[Dataset rows about figures]
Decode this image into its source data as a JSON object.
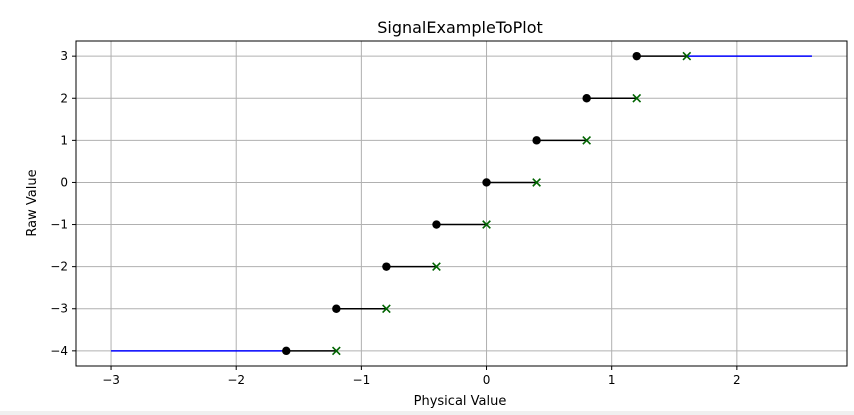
{
  "chart_data": {
    "type": "line",
    "title": "SignalExampleToPlot",
    "xlabel": "Physical Value",
    "ylabel": "Raw Value",
    "xlim": [
      -3.28,
      2.88
    ],
    "ylim": [
      -4.36,
      3.36
    ],
    "x_ticks": [
      -3,
      -2,
      -1,
      0,
      1,
      2
    ],
    "x_tick_labels": [
      "−3",
      "−2",
      "−1",
      "0",
      "1",
      "2"
    ],
    "y_ticks": [
      3,
      2,
      1,
      0,
      -1,
      -2,
      -3,
      -4
    ],
    "y_tick_labels": [
      "3",
      "2",
      "1",
      "0",
      "−1",
      "−2",
      "−3",
      "−4"
    ],
    "grid": true,
    "colors": {
      "step_segment": "#000000",
      "interval_start_marker": "#000000",
      "interval_end_marker": "#006400",
      "saturation_line": "#0000ff",
      "grid": "#b0b0b0"
    },
    "steps": [
      {
        "raw": -4,
        "x_start": -1.6,
        "x_end": -1.2
      },
      {
        "raw": -3,
        "x_start": -1.2,
        "x_end": -0.8
      },
      {
        "raw": -2,
        "x_start": -0.8,
        "x_end": -0.4
      },
      {
        "raw": -1,
        "x_start": -0.4,
        "x_end": 0.0
      },
      {
        "raw": 0,
        "x_start": 0.0,
        "x_end": 0.4
      },
      {
        "raw": 1,
        "x_start": 0.4,
        "x_end": 0.8
      },
      {
        "raw": 2,
        "x_start": 0.8,
        "x_end": 1.2
      },
      {
        "raw": 3,
        "x_start": 1.2,
        "x_end": 1.6
      }
    ],
    "saturation": [
      {
        "raw": -4,
        "x_start": -3.0,
        "x_end": -1.6
      },
      {
        "raw": 3,
        "x_start": 1.6,
        "x_end": 2.6
      }
    ]
  }
}
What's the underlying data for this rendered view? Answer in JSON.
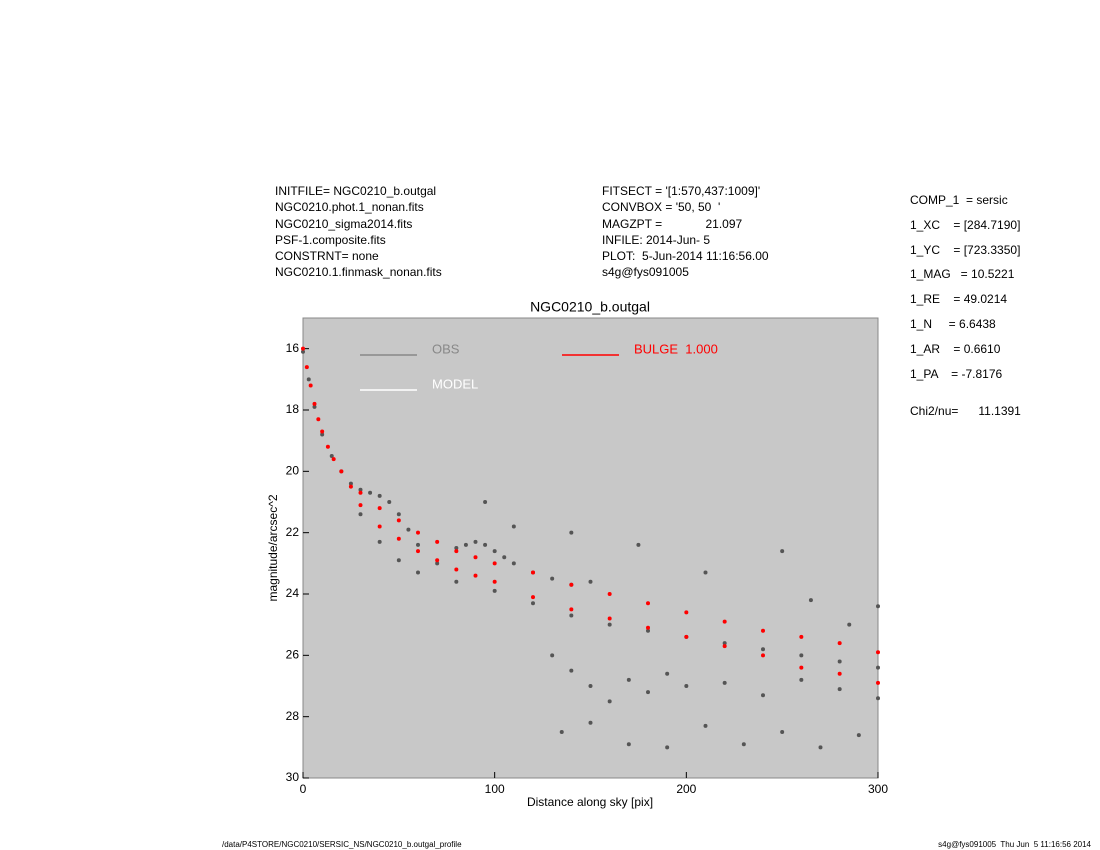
{
  "header": {
    "left": [
      "INITFILE= NGC0210_b.outgal",
      "NGC0210.phot.1_nonan.fits",
      "NGC0210_sigma2014.fits",
      "PSF-1.composite.fits",
      "CONSTRNT= none",
      "NGC0210.1.finmask_nonan.fits"
    ],
    "middle": [
      "FITSECT = '[1:570,437:1009]'",
      "CONVBOX = '50, 50  '",
      "MAGZPT =             21.097",
      "INFILE: 2014-Jun- 5",
      "PLOT:  5-Jun-2014 11:16:56.00",
      "s4g@fys091005"
    ],
    "params": [
      "COMP_1  = sersic",
      "1_XC    = [284.7190]",
      "1_YC    = [723.3350]",
      "1_MAG   = 10.5221",
      "1_RE    = 49.0214",
      "1_N     = 6.6438",
      "1_AR    = 0.6610",
      "1_PA    = -7.8176"
    ],
    "chi": "Chi2/nu=      11.1391"
  },
  "footer": {
    "left": "/data/P4STORE/NGC0210/SERSIC_NS/NGC0210_b.outgal_profile",
    "right": "s4g@fys091005  Thu Jun  5 11:16:56 2014"
  },
  "chart_data": {
    "type": "scatter",
    "title": "NGC0210_b.outgal",
    "x_label": "Distance along sky [pix]",
    "y_label": "magnitude/arcsec^2",
    "xlim": [
      0,
      300
    ],
    "ylim": [
      30,
      15
    ],
    "xticks": [
      0,
      100,
      200,
      300
    ],
    "yticks": [
      16,
      18,
      20,
      22,
      24,
      26,
      28,
      30
    ],
    "grid": false,
    "background": "#c8c8c8",
    "series": [
      {
        "name": "OBS",
        "color": "#555555",
        "x": [
          0,
          3,
          6,
          10,
          15,
          20,
          25,
          30,
          35,
          40,
          45,
          50,
          55,
          60,
          30,
          40,
          50,
          60,
          70,
          80,
          85,
          90,
          95,
          100,
          105,
          110,
          120,
          130,
          140,
          150,
          80,
          100,
          120,
          140,
          160,
          180,
          200,
          220,
          240,
          260,
          280,
          300,
          130,
          140,
          150,
          160,
          170,
          180,
          190,
          200,
          220,
          240,
          260,
          280,
          300,
          135,
          150,
          170,
          190,
          210,
          230,
          250,
          270,
          290,
          95,
          110,
          140,
          175,
          210,
          265,
          300,
          250,
          285
        ],
        "values": [
          16.1,
          17.0,
          17.9,
          18.8,
          19.5,
          20.0,
          20.4,
          20.6,
          20.7,
          20.8,
          21.0,
          21.4,
          21.9,
          22.4,
          21.4,
          22.3,
          22.9,
          23.3,
          23.0,
          22.5,
          22.4,
          22.3,
          22.4,
          22.6,
          22.8,
          23.0,
          23.3,
          23.5,
          23.7,
          23.6,
          23.6,
          23.9,
          24.3,
          24.7,
          25.0,
          25.2,
          25.4,
          25.6,
          25.8,
          26.0,
          26.2,
          26.4,
          26.0,
          26.5,
          27.0,
          27.5,
          26.8,
          27.2,
          26.6,
          27.0,
          26.9,
          27.3,
          26.8,
          27.1,
          27.4,
          28.5,
          28.2,
          28.9,
          29.0,
          28.3,
          28.9,
          28.5,
          29.0,
          28.6,
          21.0,
          21.8,
          22.0,
          22.4,
          23.3,
          24.2,
          24.4,
          22.6,
          25.0
        ]
      },
      {
        "name": "MODEL",
        "color": "#ffffff",
        "x": [],
        "values": []
      },
      {
        "name": "BULGE  1.000",
        "color": "#ff0000",
        "x": [
          0,
          2,
          4,
          6,
          8,
          10,
          13,
          16,
          20,
          25,
          30,
          30,
          40,
          40,
          50,
          50,
          60,
          60,
          70,
          70,
          80,
          80,
          90,
          90,
          100,
          100,
          120,
          120,
          140,
          140,
          160,
          160,
          180,
          180,
          200,
          200,
          220,
          220,
          240,
          240,
          260,
          260,
          280,
          280,
          300,
          300
        ],
        "values": [
          16.0,
          16.6,
          17.2,
          17.8,
          18.3,
          18.7,
          19.2,
          19.6,
          20.0,
          20.5,
          20.7,
          21.1,
          21.2,
          21.8,
          21.6,
          22.2,
          22.0,
          22.6,
          22.3,
          22.9,
          22.6,
          23.2,
          22.8,
          23.4,
          23.0,
          23.6,
          23.3,
          24.1,
          23.7,
          24.5,
          24.0,
          24.8,
          24.3,
          25.1,
          24.6,
          25.4,
          24.9,
          25.7,
          25.2,
          26.0,
          25.4,
          26.4,
          25.6,
          26.6,
          25.9,
          26.9
        ]
      }
    ]
  }
}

→ **REQUIREMENT**
Repeat each record exactly, with the pictures left out.

→ **OUTPUT FOR THIS TASK**
Decode this image into its source data as a JSON object.
{
  "chart_data": {
    "type": "line",
    "title": "SignalExampleToPlot",
    "xlabel": "Physical Value",
    "ylabel": "Raw Value",
    "xlim": [
      -3.28,
      2.88
    ],
    "ylim": [
      -4.36,
      3.36
    ],
    "x_ticks": [
      -3,
      -2,
      -1,
      0,
      1,
      2
    ],
    "x_tick_labels": [
      "−3",
      "−2",
      "−1",
      "0",
      "1",
      "2"
    ],
    "y_ticks": [
      3,
      2,
      1,
      0,
      -1,
      -2,
      -3,
      -4
    ],
    "y_tick_labels": [
      "3",
      "2",
      "1",
      "0",
      "−1",
      "−2",
      "−3",
      "−4"
    ],
    "grid": true,
    "colors": {
      "step_segment": "#000000",
      "interval_start_marker": "#000000",
      "interval_end_marker": "#006400",
      "saturation_line": "#0000ff",
      "grid": "#b0b0b0"
    },
    "steps": [
      {
        "raw": -4,
        "x_start": -1.6,
        "x_end": -1.2
      },
      {
        "raw": -3,
        "x_start": -1.2,
        "x_end": -0.8
      },
      {
        "raw": -2,
        "x_start": -0.8,
        "x_end": -0.4
      },
      {
        "raw": -1,
        "x_start": -0.4,
        "x_end": 0.0
      },
      {
        "raw": 0,
        "x_start": 0.0,
        "x_end": 0.4
      },
      {
        "raw": 1,
        "x_start": 0.4,
        "x_end": 0.8
      },
      {
        "raw": 2,
        "x_start": 0.8,
        "x_end": 1.2
      },
      {
        "raw": 3,
        "x_start": 1.2,
        "x_end": 1.6
      }
    ],
    "saturation": [
      {
        "raw": -4,
        "x_start": -3.0,
        "x_end": -1.6
      },
      {
        "raw": 3,
        "x_start": 1.6,
        "x_end": 2.6
      }
    ]
  }
}
What's the underlying data for this rendered view? Answer in JSON.
{
  "header": {
    "left": [
      "INITFILE= NGC0210_b.outgal",
      "NGC0210.phot.1_nonan.fits",
      "NGC0210_sigma2014.fits",
      "PSF-1.composite.fits",
      "CONSTRNT= none",
      "NGC0210.1.finmask_nonan.fits"
    ],
    "middle": [
      "FITSECT = '[1:570,437:1009]'",
      "CONVBOX = '50, 50  '",
      "MAGZPT =             21.097",
      "INFILE: 2014-Jun- 5",
      "PLOT:  5-Jun-2014 11:16:56.00",
      "s4g@fys091005"
    ],
    "params": [
      "COMP_1  = sersic",
      "1_XC    = [284.7190]",
      "1_YC    = [723.3350]",
      "1_MAG   = 10.5221",
      "1_RE    = 49.0214",
      "1_N     = 6.6438",
      "1_AR    = 0.6610",
      "1_PA    = -7.8176"
    ],
    "chi": "Chi2/nu=      11.1391"
  },
  "footer": {
    "left": "/data/P4STORE/NGC0210/SERSIC_NS/NGC0210_b.outgal_profile",
    "right": "s4g@fys091005  Thu Jun  5 11:16:56 2014"
  },
  "chart_data": {
    "type": "scatter",
    "title": "NGC0210_b.outgal",
    "x_label": "Distance along sky [pix]",
    "y_label": "magnitude/arcsec^2",
    "xlim": [
      0,
      300
    ],
    "ylim": [
      30,
      15
    ],
    "xticks": [
      0,
      100,
      200,
      300
    ],
    "yticks": [
      16,
      18,
      20,
      22,
      24,
      26,
      28,
      30
    ],
    "grid": false,
    "background": "#c8c8c8",
    "series": [
      {
        "name": "OBS",
        "color": "#555555",
        "x": [
          0,
          3,
          6,
          10,
          15,
          20,
          25,
          30,
          35,
          40,
          45,
          50,
          55,
          60,
          30,
          40,
          50,
          60,
          70,
          80,
          85,
          90,
          95,
          100,
          105,
          110,
          120,
          130,
          140,
          150,
          80,
          100,
          120,
          140,
          160,
          180,
          200,
          220,
          240,
          260,
          280,
          300,
          130,
          140,
          150,
          160,
          170,
          180,
          190,
          200,
          220,
          240,
          260,
          280,
          300,
          135,
          150,
          170,
          190,
          210,
          230,
          250,
          270,
          290,
          95,
          110,
          140,
          175,
          210,
          265,
          300,
          250,
          285
        ],
        "values": [
          16.1,
          17.0,
          17.9,
          18.8,
          19.5,
          20.0,
          20.4,
          20.6,
          20.7,
          20.8,
          21.0,
          21.4,
          21.9,
          22.4,
          21.4,
          22.3,
          22.9,
          23.3,
          23.0,
          22.5,
          22.4,
          22.3,
          22.4,
          22.6,
          22.8,
          23.0,
          23.3,
          23.5,
          23.7,
          23.6,
          23.6,
          23.9,
          24.3,
          24.7,
          25.0,
          25.2,
          25.4,
          25.6,
          25.8,
          26.0,
          26.2,
          26.4,
          26.0,
          26.5,
          27.0,
          27.5,
          26.8,
          27.2,
          26.6,
          27.0,
          26.9,
          27.3,
          26.8,
          27.1,
          27.4,
          28.5,
          28.2,
          28.9,
          29.0,
          28.3,
          28.9,
          28.5,
          29.0,
          28.6,
          21.0,
          21.8,
          22.0,
          22.4,
          23.3,
          24.2,
          24.4,
          22.6,
          25.0
        ]
      },
      {
        "name": "MODEL",
        "color": "#ffffff",
        "x": [],
        "values": []
      },
      {
        "name": "BULGE  1.000",
        "color": "#ff0000",
        "x": [
          0,
          2,
          4,
          6,
          8,
          10,
          13,
          16,
          20,
          25,
          30,
          30,
          40,
          40,
          50,
          50,
          60,
          60,
          70,
          70,
          80,
          80,
          90,
          90,
          100,
          100,
          120,
          120,
          140,
          140,
          160,
          160,
          180,
          180,
          200,
          200,
          220,
          220,
          240,
          240,
          260,
          260,
          280,
          280,
          300,
          300
        ],
        "values": [
          16.0,
          16.6,
          17.2,
          17.8,
          18.3,
          18.7,
          19.2,
          19.6,
          20.0,
          20.5,
          20.7,
          21.1,
          21.2,
          21.8,
          21.6,
          22.2,
          22.0,
          22.6,
          22.3,
          22.9,
          22.6,
          23.2,
          22.8,
          23.4,
          23.0,
          23.6,
          23.3,
          24.1,
          23.7,
          24.5,
          24.0,
          24.8,
          24.3,
          25.1,
          24.6,
          25.4,
          24.9,
          25.7,
          25.2,
          26.0,
          25.4,
          26.4,
          25.6,
          26.6,
          25.9,
          26.9
        ]
      }
    ]
  }
}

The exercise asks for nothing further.